= Set problem =
Check each line of the data below for the word "Rate", then extract the ones that have it.

[Data entries]
################

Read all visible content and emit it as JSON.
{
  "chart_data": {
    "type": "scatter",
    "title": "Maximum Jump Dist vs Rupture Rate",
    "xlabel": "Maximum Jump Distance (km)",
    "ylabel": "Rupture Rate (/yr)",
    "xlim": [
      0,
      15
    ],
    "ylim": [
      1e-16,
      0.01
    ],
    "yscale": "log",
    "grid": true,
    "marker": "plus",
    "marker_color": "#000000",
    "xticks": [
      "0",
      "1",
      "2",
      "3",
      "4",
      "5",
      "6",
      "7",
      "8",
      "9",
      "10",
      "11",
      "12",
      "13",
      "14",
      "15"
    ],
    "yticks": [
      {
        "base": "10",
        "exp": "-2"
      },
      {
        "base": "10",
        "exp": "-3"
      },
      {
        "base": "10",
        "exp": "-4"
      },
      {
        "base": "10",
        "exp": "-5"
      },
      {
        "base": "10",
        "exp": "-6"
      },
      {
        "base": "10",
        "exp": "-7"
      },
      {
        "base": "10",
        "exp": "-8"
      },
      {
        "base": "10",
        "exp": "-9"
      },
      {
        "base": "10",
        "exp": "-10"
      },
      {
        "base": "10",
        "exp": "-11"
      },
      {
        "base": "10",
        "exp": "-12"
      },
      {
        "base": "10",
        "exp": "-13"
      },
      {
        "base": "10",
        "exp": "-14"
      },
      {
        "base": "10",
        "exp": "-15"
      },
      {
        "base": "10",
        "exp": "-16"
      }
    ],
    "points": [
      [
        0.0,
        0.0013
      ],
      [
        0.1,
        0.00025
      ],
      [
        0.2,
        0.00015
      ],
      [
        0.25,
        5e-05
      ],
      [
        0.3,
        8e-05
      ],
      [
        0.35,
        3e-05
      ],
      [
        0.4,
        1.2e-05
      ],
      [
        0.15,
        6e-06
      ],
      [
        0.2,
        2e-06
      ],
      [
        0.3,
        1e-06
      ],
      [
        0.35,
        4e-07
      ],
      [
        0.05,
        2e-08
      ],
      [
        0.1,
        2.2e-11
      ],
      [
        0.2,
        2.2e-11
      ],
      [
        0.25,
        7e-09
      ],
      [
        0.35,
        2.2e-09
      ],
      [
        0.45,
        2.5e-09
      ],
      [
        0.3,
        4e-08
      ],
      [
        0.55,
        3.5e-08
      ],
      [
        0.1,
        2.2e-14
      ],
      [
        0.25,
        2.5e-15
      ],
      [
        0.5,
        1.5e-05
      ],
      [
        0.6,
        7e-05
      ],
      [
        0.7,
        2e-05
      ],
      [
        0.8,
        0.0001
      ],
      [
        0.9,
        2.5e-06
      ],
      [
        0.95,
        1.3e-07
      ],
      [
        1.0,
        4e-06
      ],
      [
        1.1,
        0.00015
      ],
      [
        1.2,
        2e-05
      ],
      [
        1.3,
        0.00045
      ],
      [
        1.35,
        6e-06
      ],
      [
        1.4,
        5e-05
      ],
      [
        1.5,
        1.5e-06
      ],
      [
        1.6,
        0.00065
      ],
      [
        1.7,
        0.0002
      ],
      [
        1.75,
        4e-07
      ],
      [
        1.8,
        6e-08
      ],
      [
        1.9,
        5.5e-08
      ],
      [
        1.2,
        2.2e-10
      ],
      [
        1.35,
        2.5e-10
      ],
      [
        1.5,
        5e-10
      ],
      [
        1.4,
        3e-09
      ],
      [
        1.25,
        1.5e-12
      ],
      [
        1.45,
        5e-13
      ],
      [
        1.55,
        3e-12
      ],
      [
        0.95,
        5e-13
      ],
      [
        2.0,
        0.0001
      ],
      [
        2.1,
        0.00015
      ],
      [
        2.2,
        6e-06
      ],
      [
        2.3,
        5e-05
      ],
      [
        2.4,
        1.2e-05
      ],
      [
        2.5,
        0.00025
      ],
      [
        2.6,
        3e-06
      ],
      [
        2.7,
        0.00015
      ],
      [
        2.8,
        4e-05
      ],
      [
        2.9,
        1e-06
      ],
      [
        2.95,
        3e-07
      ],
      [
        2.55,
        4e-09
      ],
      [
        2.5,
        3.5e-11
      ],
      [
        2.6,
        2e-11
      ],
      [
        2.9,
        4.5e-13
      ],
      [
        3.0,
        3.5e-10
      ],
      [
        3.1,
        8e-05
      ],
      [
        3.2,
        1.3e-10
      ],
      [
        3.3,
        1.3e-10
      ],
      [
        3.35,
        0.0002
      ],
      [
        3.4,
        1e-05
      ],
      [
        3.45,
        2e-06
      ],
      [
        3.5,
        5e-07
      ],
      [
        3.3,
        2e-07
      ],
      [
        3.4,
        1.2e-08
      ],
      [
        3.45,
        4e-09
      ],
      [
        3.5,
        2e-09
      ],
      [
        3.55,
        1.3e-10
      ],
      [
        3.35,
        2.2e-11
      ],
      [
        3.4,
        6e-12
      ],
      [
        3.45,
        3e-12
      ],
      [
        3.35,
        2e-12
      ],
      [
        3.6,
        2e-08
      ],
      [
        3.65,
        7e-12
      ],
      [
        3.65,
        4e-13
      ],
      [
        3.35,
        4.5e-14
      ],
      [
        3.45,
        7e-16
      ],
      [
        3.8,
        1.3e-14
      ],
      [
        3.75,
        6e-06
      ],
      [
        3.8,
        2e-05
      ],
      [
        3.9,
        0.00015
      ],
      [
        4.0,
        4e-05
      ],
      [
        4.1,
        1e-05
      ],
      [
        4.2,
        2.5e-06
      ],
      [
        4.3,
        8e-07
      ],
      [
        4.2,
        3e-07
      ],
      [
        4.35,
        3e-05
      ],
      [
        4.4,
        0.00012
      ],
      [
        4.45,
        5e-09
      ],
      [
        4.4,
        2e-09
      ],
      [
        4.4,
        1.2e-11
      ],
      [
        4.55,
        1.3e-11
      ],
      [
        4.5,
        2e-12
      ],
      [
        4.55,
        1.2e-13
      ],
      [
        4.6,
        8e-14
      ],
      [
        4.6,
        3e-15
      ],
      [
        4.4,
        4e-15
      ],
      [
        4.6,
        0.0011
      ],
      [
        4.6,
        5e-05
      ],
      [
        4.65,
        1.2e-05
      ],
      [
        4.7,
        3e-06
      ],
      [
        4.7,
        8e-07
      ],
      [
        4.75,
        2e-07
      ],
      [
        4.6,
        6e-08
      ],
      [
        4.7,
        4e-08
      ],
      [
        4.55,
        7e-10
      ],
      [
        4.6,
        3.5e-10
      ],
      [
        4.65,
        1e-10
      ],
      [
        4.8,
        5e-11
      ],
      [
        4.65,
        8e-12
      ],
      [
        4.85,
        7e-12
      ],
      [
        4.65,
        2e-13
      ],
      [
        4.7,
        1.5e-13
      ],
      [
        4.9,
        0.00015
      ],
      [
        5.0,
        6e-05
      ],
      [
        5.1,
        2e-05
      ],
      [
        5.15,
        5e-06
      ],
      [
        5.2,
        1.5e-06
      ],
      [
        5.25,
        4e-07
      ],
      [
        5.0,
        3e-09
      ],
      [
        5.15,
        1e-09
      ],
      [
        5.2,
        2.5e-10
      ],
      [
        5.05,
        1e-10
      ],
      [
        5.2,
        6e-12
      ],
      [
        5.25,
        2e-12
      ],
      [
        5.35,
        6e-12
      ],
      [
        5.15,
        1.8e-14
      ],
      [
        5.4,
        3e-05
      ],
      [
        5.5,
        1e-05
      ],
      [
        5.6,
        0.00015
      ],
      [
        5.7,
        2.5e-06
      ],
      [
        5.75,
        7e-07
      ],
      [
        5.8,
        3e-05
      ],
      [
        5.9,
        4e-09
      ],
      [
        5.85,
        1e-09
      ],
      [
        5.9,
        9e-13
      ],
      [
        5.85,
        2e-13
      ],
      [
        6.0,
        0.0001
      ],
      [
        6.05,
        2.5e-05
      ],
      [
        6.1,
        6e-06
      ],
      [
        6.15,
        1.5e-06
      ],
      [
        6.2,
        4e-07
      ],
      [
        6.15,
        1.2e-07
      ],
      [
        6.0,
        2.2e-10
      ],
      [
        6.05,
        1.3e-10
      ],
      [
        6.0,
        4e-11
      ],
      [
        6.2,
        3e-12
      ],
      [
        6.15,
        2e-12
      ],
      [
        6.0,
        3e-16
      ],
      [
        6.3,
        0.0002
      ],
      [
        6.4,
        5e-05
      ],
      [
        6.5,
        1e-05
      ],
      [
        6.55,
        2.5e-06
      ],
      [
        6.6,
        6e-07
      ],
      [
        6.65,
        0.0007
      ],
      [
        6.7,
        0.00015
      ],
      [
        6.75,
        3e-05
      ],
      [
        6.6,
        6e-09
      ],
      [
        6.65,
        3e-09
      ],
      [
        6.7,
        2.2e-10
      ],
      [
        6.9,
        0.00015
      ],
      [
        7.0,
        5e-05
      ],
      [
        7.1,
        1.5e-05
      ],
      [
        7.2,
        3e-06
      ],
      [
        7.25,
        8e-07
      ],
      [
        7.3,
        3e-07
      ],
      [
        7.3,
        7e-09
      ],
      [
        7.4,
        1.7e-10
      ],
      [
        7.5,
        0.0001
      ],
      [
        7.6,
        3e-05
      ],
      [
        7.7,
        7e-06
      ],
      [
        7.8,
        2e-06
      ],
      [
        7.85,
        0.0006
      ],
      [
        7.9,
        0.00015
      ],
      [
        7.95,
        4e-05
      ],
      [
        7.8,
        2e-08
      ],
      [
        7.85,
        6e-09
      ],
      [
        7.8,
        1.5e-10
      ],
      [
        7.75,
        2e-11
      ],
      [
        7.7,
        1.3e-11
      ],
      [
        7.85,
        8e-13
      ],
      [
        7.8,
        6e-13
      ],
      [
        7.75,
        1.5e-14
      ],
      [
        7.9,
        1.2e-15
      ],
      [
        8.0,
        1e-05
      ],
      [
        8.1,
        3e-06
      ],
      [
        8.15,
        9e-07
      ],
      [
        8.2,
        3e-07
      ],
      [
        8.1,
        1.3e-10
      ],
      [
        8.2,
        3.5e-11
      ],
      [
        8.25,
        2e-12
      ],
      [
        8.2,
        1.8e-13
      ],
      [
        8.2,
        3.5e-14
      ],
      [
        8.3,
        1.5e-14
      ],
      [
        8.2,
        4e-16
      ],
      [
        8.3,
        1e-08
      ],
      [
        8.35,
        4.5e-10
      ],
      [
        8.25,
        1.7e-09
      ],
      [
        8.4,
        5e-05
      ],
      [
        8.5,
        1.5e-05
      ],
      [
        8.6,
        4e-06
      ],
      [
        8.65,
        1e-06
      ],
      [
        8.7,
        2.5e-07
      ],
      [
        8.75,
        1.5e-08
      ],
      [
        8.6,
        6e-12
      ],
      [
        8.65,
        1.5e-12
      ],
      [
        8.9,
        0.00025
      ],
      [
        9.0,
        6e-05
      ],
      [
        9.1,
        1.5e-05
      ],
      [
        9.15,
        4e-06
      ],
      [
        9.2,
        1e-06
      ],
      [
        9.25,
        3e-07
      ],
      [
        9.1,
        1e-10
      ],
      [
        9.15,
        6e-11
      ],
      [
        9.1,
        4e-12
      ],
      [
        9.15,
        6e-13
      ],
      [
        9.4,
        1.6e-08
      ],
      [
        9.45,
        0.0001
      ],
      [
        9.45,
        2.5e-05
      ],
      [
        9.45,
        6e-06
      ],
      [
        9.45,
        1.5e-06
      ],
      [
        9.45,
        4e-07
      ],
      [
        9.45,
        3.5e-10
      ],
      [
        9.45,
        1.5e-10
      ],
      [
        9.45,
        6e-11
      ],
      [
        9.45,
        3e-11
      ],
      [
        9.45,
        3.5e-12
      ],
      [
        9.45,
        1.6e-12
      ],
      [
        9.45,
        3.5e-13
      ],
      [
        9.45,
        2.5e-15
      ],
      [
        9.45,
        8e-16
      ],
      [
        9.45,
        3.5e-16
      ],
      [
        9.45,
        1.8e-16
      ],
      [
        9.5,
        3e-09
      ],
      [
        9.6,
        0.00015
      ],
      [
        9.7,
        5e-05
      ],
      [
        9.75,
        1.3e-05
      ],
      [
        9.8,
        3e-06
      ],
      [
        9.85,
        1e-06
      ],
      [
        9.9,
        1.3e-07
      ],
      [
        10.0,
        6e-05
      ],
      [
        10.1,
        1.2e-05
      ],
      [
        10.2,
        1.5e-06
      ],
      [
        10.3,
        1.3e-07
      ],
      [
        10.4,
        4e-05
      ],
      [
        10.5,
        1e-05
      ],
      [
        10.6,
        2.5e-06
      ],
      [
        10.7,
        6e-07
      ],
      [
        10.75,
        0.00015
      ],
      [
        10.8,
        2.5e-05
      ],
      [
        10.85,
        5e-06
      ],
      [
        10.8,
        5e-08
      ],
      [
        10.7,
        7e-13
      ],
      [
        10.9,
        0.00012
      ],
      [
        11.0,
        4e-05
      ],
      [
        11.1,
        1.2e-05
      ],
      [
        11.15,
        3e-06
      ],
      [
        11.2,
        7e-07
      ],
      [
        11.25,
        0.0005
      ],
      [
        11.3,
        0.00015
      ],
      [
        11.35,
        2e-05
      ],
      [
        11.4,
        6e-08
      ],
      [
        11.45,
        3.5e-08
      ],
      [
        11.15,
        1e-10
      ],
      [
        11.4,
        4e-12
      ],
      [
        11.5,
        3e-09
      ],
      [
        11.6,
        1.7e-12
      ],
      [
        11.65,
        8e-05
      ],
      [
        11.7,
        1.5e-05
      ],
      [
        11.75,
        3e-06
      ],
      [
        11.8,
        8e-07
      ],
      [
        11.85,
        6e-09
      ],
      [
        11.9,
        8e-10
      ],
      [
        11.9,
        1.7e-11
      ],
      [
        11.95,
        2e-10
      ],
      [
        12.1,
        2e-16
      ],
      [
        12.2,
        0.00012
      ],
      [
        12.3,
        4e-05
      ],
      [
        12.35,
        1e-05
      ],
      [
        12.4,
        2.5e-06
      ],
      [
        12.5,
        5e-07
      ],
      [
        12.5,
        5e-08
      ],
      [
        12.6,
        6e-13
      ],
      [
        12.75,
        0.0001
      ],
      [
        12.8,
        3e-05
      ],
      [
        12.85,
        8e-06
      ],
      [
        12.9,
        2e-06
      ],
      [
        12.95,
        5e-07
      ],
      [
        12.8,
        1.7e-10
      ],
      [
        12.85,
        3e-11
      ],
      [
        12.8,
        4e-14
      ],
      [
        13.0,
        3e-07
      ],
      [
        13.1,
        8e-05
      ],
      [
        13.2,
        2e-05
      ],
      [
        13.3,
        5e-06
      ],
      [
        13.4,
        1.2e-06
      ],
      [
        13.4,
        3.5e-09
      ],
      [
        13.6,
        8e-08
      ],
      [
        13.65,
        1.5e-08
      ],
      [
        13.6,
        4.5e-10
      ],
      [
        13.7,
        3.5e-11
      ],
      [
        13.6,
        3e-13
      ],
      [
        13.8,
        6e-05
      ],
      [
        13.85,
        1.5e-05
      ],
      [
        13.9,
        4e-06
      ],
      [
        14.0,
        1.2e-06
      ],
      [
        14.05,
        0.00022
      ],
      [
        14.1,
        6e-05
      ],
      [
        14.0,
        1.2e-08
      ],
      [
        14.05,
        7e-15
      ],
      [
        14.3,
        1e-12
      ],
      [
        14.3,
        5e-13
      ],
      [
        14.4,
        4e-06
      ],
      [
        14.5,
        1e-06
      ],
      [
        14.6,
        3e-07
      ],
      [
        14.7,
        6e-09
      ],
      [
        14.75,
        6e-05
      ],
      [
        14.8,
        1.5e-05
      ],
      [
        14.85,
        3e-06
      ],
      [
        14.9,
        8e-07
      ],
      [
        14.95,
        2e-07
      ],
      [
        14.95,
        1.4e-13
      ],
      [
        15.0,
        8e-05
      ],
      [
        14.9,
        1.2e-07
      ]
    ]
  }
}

################

= Written solution =
    "title": "Maximum Jump Dist vs Rupture Rate",
    "ylabel": "Rupture Rate (/yr)",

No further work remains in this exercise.